Your goal
Count each line in which the word "title" appears. Reply with the total and nothing more.

Information given
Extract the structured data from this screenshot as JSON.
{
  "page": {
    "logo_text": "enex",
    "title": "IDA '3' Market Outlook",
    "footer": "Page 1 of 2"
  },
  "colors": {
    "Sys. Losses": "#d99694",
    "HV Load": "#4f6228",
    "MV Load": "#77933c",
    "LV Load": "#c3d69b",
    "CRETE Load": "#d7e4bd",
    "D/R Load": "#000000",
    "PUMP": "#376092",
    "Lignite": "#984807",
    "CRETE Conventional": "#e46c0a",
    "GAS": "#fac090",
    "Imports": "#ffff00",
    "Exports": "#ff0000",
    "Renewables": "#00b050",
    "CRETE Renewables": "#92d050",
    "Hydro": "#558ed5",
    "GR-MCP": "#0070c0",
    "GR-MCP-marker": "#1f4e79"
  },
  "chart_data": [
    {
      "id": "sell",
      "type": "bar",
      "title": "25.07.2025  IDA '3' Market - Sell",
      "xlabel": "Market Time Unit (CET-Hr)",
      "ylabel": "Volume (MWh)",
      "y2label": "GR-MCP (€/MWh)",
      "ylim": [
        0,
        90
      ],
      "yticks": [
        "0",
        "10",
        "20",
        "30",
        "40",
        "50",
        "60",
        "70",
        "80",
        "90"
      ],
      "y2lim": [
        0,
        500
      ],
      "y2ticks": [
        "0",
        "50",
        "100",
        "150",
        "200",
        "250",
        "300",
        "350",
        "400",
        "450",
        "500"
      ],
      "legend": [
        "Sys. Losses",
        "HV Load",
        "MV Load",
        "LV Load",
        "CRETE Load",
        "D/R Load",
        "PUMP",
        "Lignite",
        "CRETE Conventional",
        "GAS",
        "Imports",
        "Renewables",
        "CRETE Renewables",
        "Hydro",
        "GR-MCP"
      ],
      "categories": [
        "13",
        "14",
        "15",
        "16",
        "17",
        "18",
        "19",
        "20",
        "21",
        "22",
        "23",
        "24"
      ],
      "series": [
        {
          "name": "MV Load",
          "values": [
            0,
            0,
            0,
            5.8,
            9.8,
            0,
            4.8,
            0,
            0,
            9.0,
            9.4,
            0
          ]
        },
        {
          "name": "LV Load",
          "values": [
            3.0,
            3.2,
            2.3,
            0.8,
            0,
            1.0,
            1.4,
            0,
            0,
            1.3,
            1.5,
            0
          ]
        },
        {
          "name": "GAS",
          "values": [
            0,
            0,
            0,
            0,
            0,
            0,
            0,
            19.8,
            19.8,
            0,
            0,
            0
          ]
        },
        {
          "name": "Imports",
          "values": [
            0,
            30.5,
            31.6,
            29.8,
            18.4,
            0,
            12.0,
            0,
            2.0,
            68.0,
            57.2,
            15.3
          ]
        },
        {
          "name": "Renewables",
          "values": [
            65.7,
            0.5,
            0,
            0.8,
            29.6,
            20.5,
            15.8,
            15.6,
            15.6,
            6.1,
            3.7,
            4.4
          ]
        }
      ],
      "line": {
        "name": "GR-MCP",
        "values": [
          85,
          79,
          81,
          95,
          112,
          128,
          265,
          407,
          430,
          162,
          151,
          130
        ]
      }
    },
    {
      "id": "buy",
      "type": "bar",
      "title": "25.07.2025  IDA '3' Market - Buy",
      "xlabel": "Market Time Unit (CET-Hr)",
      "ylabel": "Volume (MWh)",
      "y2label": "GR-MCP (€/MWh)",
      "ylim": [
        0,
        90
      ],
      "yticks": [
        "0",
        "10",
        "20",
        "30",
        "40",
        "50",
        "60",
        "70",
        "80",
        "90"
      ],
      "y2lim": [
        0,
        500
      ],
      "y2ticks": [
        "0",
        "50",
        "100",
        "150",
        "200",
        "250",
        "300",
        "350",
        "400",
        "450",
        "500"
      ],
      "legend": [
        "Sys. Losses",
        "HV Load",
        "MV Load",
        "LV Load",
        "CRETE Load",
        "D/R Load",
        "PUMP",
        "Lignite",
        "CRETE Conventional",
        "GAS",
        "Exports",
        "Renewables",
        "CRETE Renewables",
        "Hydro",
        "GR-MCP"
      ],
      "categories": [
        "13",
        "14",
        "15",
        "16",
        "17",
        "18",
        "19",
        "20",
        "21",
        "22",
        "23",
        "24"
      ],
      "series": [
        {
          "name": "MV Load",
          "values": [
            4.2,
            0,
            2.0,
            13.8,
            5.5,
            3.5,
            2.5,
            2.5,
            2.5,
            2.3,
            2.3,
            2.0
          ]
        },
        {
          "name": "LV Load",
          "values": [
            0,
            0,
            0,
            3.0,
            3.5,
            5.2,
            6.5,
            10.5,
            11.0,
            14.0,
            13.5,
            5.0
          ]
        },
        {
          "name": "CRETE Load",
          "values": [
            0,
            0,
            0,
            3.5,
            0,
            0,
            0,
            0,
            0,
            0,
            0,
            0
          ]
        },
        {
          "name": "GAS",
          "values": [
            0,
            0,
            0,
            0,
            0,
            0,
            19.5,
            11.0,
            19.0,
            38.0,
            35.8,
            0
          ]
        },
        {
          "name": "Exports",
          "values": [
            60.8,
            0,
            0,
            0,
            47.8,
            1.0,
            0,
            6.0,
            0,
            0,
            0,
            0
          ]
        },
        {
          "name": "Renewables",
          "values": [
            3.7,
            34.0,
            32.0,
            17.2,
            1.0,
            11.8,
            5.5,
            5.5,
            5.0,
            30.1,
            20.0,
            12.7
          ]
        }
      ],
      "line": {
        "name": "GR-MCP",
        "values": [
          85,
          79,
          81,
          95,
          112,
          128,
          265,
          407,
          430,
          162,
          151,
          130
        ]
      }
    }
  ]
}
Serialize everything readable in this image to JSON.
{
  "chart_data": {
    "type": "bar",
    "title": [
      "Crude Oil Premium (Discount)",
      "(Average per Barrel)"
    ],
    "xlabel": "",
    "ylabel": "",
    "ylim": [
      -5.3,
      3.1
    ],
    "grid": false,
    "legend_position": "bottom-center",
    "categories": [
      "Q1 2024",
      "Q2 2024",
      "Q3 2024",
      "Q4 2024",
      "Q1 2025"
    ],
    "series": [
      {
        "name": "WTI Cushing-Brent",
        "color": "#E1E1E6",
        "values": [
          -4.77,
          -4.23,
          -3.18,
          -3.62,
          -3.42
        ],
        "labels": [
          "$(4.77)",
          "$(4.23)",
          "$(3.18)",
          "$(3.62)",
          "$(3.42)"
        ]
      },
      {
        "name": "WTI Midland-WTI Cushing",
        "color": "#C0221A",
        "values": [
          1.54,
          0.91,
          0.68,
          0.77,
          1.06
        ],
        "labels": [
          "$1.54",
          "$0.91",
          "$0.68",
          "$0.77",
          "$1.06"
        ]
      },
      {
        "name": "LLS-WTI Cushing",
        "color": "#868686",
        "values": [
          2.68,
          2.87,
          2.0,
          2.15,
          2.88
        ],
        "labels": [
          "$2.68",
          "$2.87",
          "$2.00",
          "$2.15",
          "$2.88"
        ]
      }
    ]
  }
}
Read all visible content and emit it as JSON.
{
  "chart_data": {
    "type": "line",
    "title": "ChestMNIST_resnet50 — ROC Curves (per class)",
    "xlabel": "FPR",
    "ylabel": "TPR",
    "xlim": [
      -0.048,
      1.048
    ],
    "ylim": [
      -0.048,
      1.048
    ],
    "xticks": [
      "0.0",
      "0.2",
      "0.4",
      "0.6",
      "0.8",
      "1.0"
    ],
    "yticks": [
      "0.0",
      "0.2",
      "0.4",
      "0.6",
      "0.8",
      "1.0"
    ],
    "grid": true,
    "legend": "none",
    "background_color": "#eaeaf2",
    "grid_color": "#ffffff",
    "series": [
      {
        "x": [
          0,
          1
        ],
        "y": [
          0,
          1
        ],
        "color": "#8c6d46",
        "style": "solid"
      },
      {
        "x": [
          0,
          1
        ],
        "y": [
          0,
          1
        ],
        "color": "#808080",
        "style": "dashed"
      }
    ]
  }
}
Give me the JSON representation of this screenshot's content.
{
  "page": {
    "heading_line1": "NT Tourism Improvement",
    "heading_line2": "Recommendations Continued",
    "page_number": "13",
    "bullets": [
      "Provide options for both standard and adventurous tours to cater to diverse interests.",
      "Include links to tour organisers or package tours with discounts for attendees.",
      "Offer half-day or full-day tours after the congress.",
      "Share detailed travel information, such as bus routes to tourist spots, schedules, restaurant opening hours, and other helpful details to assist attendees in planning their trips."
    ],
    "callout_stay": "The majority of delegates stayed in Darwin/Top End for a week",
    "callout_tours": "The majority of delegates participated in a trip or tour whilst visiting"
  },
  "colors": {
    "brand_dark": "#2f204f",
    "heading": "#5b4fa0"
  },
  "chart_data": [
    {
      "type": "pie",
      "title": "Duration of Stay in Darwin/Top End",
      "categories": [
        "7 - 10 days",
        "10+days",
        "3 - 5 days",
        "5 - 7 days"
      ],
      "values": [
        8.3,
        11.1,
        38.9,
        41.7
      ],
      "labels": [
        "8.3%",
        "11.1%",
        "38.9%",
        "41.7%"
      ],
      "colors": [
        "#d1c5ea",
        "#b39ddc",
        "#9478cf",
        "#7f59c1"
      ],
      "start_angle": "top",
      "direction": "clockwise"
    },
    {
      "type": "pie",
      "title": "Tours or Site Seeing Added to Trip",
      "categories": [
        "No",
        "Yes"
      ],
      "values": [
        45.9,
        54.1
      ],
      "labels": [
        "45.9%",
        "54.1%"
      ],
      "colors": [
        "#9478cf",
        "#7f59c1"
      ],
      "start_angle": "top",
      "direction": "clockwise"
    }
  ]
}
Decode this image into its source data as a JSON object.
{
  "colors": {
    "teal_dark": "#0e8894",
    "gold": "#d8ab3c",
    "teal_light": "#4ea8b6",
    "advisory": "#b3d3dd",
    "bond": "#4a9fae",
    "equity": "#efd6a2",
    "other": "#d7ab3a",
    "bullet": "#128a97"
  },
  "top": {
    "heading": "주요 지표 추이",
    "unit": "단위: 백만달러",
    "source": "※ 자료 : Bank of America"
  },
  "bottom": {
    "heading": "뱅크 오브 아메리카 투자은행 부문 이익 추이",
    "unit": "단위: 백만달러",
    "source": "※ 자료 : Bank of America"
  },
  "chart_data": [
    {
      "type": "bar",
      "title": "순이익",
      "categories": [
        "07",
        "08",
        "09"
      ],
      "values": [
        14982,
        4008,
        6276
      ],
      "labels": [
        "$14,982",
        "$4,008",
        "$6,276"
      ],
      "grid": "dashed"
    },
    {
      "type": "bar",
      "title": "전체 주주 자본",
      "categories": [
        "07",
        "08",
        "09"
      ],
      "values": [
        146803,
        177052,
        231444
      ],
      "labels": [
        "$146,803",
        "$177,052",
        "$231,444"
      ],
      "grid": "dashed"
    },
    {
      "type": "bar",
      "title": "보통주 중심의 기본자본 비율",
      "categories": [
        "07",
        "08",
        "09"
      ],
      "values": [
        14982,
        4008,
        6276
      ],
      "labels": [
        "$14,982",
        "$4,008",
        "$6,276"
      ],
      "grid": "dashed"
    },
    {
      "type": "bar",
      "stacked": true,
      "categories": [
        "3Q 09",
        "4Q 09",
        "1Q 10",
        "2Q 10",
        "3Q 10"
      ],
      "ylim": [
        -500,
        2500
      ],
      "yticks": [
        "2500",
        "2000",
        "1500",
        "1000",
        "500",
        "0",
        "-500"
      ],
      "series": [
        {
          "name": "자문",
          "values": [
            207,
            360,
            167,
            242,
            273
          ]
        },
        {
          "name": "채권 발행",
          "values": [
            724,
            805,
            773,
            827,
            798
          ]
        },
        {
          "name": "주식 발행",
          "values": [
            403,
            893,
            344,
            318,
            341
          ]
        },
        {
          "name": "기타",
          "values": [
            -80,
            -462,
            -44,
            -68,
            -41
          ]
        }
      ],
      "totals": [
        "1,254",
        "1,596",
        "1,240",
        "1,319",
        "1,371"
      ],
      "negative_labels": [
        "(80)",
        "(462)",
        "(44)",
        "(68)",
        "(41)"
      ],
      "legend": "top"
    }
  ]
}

Exercise output
10